Directions for this task →
Find every line in the records that holds the string "Setelah". Copy each one.

··· Material provided

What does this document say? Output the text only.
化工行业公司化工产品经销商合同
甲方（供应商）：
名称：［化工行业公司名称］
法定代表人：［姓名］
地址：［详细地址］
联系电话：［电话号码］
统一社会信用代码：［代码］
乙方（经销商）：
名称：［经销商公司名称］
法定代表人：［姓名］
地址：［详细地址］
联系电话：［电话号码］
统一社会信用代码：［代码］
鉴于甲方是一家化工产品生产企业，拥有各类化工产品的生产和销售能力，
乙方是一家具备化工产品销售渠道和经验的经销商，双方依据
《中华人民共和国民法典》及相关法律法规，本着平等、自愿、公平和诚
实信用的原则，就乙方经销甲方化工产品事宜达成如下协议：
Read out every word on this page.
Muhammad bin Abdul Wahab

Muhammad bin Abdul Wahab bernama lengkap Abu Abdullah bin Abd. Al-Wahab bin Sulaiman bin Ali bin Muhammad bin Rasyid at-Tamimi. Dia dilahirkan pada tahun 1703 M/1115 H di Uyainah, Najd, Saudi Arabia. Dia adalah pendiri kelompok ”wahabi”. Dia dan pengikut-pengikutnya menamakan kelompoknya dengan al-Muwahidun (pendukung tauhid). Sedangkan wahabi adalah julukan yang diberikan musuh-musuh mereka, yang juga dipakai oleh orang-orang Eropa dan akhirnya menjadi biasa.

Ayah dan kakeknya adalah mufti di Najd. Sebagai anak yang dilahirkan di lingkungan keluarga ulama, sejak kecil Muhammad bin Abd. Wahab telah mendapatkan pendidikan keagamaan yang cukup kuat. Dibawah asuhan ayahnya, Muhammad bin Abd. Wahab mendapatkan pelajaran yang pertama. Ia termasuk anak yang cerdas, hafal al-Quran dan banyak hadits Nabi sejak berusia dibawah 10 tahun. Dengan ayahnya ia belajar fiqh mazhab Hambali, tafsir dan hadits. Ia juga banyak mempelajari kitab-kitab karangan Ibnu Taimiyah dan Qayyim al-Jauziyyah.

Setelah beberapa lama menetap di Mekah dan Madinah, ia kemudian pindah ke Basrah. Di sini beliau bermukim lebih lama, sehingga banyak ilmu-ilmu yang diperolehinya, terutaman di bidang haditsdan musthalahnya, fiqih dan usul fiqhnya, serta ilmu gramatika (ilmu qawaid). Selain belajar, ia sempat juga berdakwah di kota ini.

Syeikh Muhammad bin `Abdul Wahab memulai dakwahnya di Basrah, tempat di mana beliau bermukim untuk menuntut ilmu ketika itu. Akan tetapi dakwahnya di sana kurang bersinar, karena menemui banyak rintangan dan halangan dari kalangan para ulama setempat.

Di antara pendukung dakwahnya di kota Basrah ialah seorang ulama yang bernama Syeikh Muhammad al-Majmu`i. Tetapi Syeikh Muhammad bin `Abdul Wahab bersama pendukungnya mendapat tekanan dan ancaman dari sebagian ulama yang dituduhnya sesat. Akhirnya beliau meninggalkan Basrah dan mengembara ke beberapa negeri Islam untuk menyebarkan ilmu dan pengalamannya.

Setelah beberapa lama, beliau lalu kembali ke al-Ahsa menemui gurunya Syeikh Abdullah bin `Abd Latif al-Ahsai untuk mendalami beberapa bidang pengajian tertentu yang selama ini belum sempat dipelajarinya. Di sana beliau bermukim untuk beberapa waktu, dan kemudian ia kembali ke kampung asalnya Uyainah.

······

Response to this exercise →
Setelah beberapa lama menetap di Mekah dan Madinah, ia kemudian pindah ke Basrah. Di sini beliau bermukim lebih lama, sehingga banyak ilmu-ilmu yang diperolehinya, terutaman di bidang haditsdan musthalahnya, fiqih dan usul fiqhnya, serta ilmu gramatika (ilmu qawaid). Selain belajar, ia sempat juga berdakwah di kota ini.
Setelah beberapa lama, beliau lalu kembali ke al-Ahsa menemui gurunya Syeikh Abdullah bin `Abd Latif al-Ahsai untuk mendalami beberapa bidang pengajian tertentu yang selama ini belum sempat dipelajarinya. Di sana beliau bermukim untuk beberapa waktu, dan kemudian ia kembali ke kampung asalnya Uyainah.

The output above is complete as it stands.